▶ [Short task]: Give, as a bare number, the count of lines that contain the word "JSON".

- - - -

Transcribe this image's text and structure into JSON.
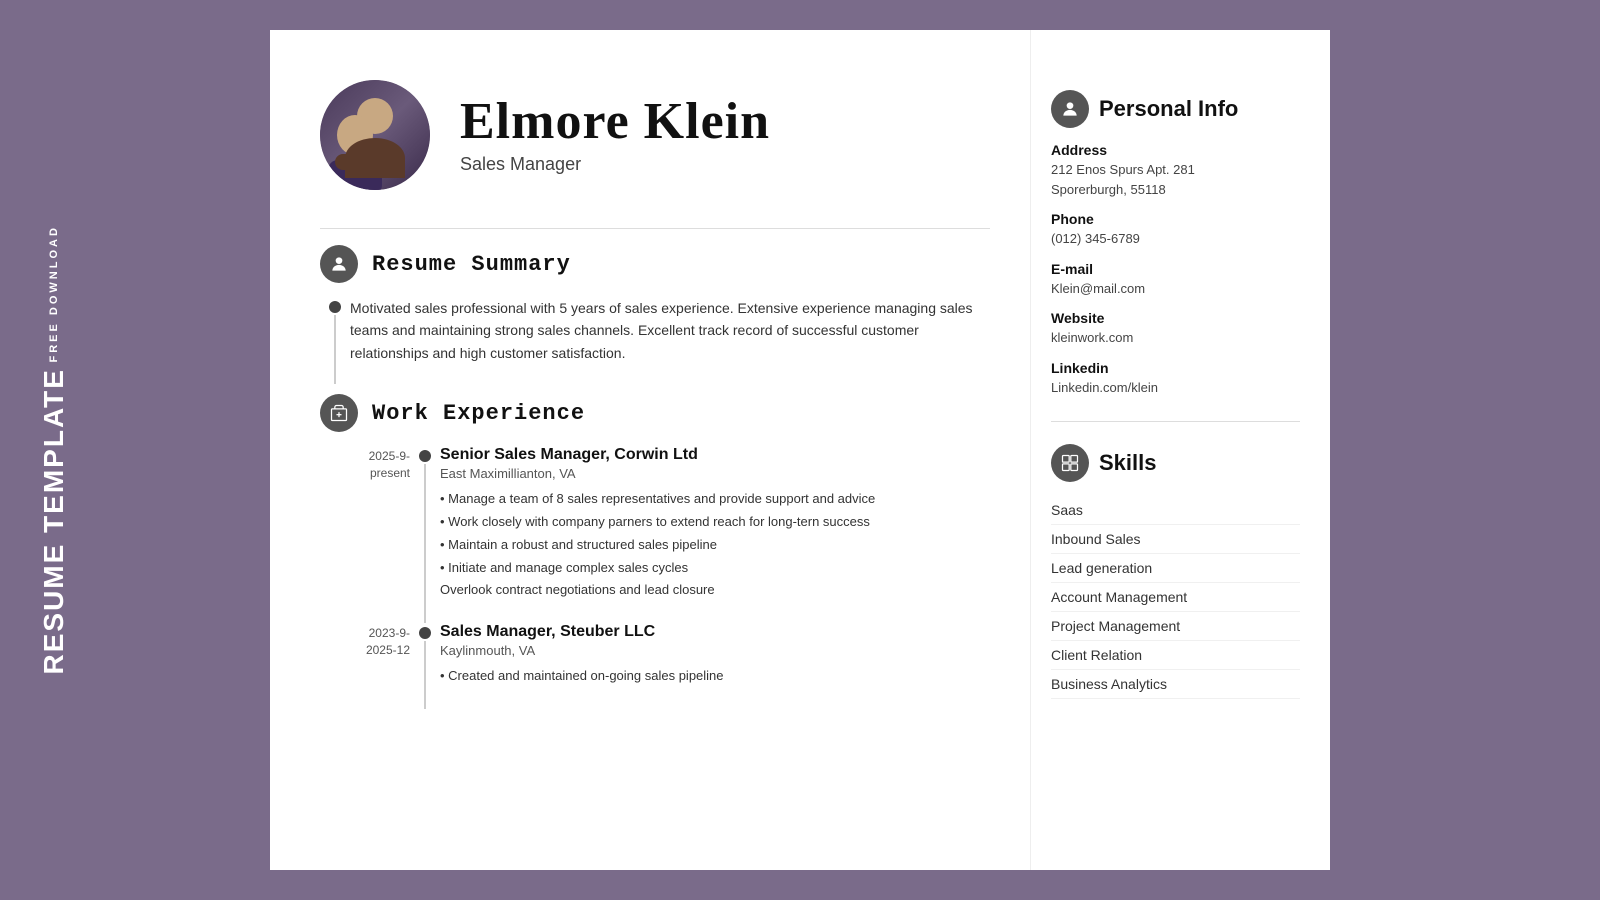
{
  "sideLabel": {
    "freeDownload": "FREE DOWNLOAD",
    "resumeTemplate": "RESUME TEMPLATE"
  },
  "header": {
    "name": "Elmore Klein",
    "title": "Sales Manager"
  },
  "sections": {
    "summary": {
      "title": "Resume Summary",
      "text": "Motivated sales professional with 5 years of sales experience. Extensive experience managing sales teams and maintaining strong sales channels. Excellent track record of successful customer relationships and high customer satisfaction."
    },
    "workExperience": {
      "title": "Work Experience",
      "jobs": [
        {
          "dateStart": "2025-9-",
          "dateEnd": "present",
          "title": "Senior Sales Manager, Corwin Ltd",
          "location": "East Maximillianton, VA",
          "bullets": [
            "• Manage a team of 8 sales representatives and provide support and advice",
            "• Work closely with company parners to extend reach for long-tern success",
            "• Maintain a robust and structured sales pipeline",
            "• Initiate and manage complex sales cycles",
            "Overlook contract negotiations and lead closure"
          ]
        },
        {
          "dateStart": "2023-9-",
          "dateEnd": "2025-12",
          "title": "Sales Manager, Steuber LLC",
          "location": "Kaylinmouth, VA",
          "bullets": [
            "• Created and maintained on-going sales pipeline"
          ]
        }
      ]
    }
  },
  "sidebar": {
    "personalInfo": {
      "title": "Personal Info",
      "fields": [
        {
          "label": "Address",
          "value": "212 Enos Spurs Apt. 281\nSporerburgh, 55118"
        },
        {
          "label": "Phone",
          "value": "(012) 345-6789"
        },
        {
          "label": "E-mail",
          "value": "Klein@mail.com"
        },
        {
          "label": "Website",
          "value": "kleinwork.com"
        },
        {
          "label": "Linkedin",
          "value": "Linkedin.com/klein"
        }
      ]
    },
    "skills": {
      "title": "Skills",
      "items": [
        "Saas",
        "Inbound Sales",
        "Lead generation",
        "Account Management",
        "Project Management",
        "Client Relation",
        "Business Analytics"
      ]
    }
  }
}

- - - -

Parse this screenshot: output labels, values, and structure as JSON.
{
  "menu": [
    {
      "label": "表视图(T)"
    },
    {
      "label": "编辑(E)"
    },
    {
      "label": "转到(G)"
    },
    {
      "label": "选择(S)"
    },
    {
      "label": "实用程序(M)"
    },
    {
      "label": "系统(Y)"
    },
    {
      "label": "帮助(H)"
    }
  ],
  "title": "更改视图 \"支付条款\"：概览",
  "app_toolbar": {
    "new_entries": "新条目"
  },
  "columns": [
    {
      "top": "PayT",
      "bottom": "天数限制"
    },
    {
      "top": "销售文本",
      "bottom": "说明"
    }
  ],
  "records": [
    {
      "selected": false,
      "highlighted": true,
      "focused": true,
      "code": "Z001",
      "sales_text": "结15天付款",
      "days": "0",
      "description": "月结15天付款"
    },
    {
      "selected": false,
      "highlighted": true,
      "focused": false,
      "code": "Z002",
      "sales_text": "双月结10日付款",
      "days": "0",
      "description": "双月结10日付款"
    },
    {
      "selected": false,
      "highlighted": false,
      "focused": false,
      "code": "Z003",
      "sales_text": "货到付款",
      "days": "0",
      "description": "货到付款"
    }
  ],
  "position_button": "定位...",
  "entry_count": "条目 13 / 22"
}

- - - -

▶ [Output for this task]: 2